** Start **

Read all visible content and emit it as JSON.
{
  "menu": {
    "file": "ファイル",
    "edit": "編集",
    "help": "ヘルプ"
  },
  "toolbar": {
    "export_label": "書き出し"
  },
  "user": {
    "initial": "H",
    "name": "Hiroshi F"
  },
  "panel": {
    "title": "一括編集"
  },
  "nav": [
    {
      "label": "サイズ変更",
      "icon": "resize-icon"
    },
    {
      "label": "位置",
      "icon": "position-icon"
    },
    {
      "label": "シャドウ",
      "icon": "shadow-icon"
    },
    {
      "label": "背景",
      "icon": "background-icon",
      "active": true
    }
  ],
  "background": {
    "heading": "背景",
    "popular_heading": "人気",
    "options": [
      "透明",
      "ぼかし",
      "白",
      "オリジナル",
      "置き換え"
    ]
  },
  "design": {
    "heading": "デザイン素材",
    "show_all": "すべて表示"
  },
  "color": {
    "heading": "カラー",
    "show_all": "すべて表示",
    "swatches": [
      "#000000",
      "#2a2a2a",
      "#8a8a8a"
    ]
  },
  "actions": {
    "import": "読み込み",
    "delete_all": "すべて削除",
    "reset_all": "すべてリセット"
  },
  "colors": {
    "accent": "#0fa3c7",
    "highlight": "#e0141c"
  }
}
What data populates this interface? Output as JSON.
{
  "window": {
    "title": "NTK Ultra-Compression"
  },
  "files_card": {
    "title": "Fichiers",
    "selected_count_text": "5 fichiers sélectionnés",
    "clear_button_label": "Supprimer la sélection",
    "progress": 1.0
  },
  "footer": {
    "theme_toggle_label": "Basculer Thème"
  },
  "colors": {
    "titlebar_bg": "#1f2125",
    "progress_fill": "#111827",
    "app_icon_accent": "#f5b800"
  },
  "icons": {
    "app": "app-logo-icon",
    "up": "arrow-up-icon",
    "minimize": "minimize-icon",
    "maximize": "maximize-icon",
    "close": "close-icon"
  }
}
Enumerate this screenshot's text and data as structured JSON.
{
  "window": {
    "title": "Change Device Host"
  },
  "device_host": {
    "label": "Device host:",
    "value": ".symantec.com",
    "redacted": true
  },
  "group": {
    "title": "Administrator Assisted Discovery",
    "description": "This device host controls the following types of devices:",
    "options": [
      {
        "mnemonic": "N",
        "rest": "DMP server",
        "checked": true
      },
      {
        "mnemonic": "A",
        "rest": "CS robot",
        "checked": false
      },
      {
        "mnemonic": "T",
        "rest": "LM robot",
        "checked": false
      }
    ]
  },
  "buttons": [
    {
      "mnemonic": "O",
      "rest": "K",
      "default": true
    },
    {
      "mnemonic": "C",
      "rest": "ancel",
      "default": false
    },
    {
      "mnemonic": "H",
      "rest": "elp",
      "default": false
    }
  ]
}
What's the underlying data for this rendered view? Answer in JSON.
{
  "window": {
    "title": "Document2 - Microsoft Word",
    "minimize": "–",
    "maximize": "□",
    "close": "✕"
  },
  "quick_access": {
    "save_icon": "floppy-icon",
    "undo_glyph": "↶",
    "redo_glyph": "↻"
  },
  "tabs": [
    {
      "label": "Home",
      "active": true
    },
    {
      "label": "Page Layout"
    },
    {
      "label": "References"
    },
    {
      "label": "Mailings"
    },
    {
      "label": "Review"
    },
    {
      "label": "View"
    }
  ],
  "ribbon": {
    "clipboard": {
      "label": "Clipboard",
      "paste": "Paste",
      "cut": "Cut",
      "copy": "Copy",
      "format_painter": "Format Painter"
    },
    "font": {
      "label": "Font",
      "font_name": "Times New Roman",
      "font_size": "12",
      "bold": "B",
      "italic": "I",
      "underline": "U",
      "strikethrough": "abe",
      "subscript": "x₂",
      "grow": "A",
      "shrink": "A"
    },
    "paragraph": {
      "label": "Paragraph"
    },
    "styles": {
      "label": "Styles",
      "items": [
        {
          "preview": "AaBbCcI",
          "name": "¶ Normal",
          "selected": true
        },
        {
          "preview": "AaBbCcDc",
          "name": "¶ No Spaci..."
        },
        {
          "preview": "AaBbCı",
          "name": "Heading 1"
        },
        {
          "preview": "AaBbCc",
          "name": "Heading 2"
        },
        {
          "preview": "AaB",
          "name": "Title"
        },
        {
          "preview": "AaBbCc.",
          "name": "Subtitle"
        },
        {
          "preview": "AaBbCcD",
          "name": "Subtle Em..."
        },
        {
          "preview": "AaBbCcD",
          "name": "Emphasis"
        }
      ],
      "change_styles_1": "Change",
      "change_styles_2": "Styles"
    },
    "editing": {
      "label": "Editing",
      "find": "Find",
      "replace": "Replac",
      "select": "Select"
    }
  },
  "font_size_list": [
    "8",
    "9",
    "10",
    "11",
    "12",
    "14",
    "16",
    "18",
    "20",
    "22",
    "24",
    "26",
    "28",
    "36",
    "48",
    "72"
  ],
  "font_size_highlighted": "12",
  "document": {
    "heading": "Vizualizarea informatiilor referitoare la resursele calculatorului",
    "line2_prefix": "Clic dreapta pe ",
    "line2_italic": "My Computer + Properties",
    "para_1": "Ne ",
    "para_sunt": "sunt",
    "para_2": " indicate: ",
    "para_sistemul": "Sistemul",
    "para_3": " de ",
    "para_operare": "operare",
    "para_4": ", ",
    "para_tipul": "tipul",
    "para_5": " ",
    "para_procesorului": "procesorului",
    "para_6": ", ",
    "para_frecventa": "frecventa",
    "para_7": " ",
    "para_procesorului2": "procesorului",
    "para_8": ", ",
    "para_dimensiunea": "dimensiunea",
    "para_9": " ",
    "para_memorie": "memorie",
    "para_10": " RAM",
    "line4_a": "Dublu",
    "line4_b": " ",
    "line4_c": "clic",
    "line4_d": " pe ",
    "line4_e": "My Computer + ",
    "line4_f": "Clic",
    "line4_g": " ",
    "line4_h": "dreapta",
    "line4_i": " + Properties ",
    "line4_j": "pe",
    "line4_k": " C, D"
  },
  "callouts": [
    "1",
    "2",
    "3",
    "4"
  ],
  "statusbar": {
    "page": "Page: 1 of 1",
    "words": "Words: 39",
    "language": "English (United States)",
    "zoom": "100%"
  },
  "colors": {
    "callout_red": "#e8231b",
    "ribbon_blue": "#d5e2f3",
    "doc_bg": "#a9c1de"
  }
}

** End **

:: Work to do ::
All of the records must be retyped exactly as they are.

:: Solution to this problem ::
Read all visible content and emit it as JSON.
{
  "menu": {
    "file": "ファイル",
    "edit": "編集",
    "help": "ヘルプ"
  },
  "toolbar": {
    "export_label": "書き出し"
  },
  "user": {
    "initial": "H",
    "name": "Hiroshi F"
  },
  "panel": {
    "title": "一括編集"
  },
  "nav": [
    {
      "label": "サイズ変更",
      "icon": "resize-icon"
    },
    {
      "label": "位置",
      "icon": "position-icon"
    },
    {
      "label": "シャドウ",
      "icon": "shadow-icon"
    },
    {
      "label": "背景",
      "icon": "background-icon",
      "active": true
    }
  ],
  "background": {
    "heading": "背景",
    "popular_heading": "人気",
    "options": [
      "透明",
      "ぼかし",
      "白",
      "オリジナル",
      "置き換え"
    ]
  },
  "design": {
    "heading": "デザイン素材",
    "show_all": "すべて表示"
  },
  "color": {
    "heading": "カラー",
    "show_all": "すべて表示",
    "swatches": [
      "#000000",
      "#2a2a2a",
      "#8a8a8a"
    ]
  },
  "actions": {
    "import": "読み込み",
    "delete_all": "すべて削除",
    "reset_all": "すべてリセット"
  },
  "colors": {
    "accent": "#0fa3c7",
    "highlight": "#e0141c"
  }
}
What data populates this interface? Output as JSON.
{
  "window": {
    "title": "NTK Ultra-Compression"
  },
  "files_card": {
    "title": "Fichiers",
    "selected_count_text": "5 fichiers sélectionnés",
    "clear_button_label": "Supprimer la sélection",
    "progress": 1.0
  },
  "footer": {
    "theme_toggle_label": "Basculer Thème"
  },
  "colors": {
    "titlebar_bg": "#1f2125",
    "progress_fill": "#111827",
    "app_icon_accent": "#f5b800"
  },
  "icons": {
    "app": "app-logo-icon",
    "up": "arrow-up-icon",
    "minimize": "minimize-icon",
    "maximize": "maximize-icon",
    "close": "close-icon"
  }
}
Enumerate this screenshot's text and data as structured JSON.
{
  "window": {
    "title": "Change Device Host"
  },
  "device_host": {
    "label": "Device host:",
    "value": ".symantec.com",
    "redacted": true
  },
  "group": {
    "title": "Administrator Assisted Discovery",
    "description": "This device host controls the following types of devices:",
    "options": [
      {
        "mnemonic": "N",
        "rest": "DMP server",
        "checked": true
      },
      {
        "mnemonic": "A",
        "rest": "CS robot",
        "checked": false
      },
      {
        "mnemonic": "T",
        "rest": "LM robot",
        "checked": false
      }
    ]
  },
  "buttons": [
    {
      "mnemonic": "O",
      "rest": "K",
      "default": true
    },
    {
      "mnemonic": "C",
      "rest": "ancel",
      "default": false
    },
    {
      "mnemonic": "H",
      "rest": "elp",
      "default": false
    }
  ]
}
What's the underlying data for this rendered view? Answer in JSON.
{
  "window": {
    "title": "Document2 - Microsoft Word",
    "minimize": "–",
    "maximize": "□",
    "close": "✕"
  },
  "quick_access": {
    "save_icon": "floppy-icon",
    "undo_glyph": "↶",
    "redo_glyph": "↻"
  },
  "tabs": [
    {
      "label": "Home",
      "active": true
    },
    {
      "label": "Page Layout"
    },
    {
      "label": "References"
    },
    {
      "label": "Mailings"
    },
    {
      "label": "Review"
    },
    {
      "label": "View"
    }
  ],
  "ribbon": {
    "clipboard": {
      "label": "Clipboard",
      "paste": "Paste",
      "cut": "Cut",
      "copy": "Copy",
      "format_painter": "Format Painter"
    },
    "font": {
      "label": "Font",
      "font_name": "Times New Roman",
      "font_size": "12",
      "bold": "B",
      "italic": "I",
      "underline": "U",
      "strikethrough": "abe",
      "subscript": "x₂",
      "grow": "A",
      "shrink": "A"
    },
    "paragraph": {
      "label": "Paragraph"
    },
    "styles": {
      "label": "Styles",
      "items": [
        {
          "preview": "AaBbCcI",
          "name": "¶ Normal",
          "selected": true
        },
        {
          "preview": "AaBbCcDc",
          "name": "¶ No Spaci..."
        },
        {
          "preview": "AaBbCı",
          "name": "Heading 1"
        },
        {
          "preview": "AaBbCc",
          "name": "Heading 2"
        },
        {
          "preview": "AaB",
          "name": "Title"
        },
        {
          "preview": "AaBbCc.",
          "name": "Subtitle"
        },
        {
          "preview": "AaBbCcD",
          "name": "Subtle Em..."
        },
        {
          "preview": "AaBbCcD",
          "name": "Emphasis"
        }
      ],
      "change_styles_1": "Change",
      "change_styles_2": "Styles"
    },
    "editing": {
      "label": "Editing",
      "find": "Find",
      "replace": "Replac",
      "select": "Select"
    }
  },
  "font_size_list": [
    "8",
    "9",
    "10",
    "11",
    "12",
    "14",
    "16",
    "18",
    "20",
    "22",
    "24",
    "26",
    "28",
    "36",
    "48",
    "72"
  ],
  "font_size_highlighted": "12",
  "document": {
    "heading": "Vizualizarea informatiilor referitoare la resursele calculatorului",
    "line2_prefix": "Clic dreapta pe ",
    "line2_italic": "My Computer + Properties",
    "para_1": "Ne ",
    "para_sunt": "sunt",
    "para_2": " indicate: ",
    "para_sistemul": "Sistemul",
    "para_3": " de ",
    "para_operare": "operare",
    "para_4": ", ",
    "para_tipul": "tipul",
    "para_5": " ",
    "para_procesorului": "procesorului",
    "para_6": ", ",
    "para_frecventa": "frecventa",
    "para_7": " ",
    "para_procesorului2": "procesorului",
    "para_8": ", ",
    "para_dimensiunea": "dimensiunea",
    "para_9": " ",
    "para_memorie": "memorie",
    "para_10": " RAM",
    "line4_a": "Dublu",
    "line4_b": " ",
    "line4_c": "clic",
    "line4_d": " pe ",
    "line4_e": "My Computer + ",
    "line4_f": "Clic",
    "line4_g": " ",
    "line4_h": "dreapta",
    "line4_i": " + Properties ",
    "line4_j": "pe",
    "line4_k": " C, D"
  },
  "callouts": [
    "1",
    "2",
    "3",
    "4"
  ],
  "statusbar": {
    "page": "Page: 1 of 1",
    "words": "Words: 39",
    "language": "English (United States)",
    "zoom": "100%"
  },
  "colors": {
    "callout_red": "#e8231b",
    "ribbon_blue": "#d5e2f3",
    "doc_bg": "#a9c1de"
  }
}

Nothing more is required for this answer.